Provided data —
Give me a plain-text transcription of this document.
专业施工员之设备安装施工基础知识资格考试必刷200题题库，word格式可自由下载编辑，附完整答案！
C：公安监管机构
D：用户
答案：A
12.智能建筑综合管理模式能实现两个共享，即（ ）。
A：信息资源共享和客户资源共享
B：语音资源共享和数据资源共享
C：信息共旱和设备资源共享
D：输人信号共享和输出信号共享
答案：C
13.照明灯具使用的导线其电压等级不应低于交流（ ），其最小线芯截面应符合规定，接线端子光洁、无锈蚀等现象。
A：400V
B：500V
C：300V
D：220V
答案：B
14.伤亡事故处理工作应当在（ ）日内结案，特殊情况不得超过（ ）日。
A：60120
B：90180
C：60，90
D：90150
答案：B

Aim —
Please repeat the listing exactly, with nothing left out.

Answer —
Give me a plain-text transcription of this document.
专业施工员之设备安装施工基础知识资格考试必刷200题题库，word格式可自由下载编辑，附完整答案！
C：公安监管机构
D：用户
答案：A
12.智能建筑综合管理模式能实现两个共享，即（ ）。
A：信息资源共享和客户资源共享
B：语音资源共享和数据资源共享
C：信息共旱和设备资源共享
D：输人信号共享和输出信号共享
答案：C
13.照明灯具使用的导线其电压等级不应低于交流（ ），其最小线芯截面应符合规定，接线端子光洁、无锈蚀等现象。
A：400V
B：500V
C：300V
D：220V
答案：B
14.伤亡事故处理工作应当在（ ）日内结案，特殊情况不得超过（ ）日。
A：60120
B：90180
C：60，90
D：90150
答案：B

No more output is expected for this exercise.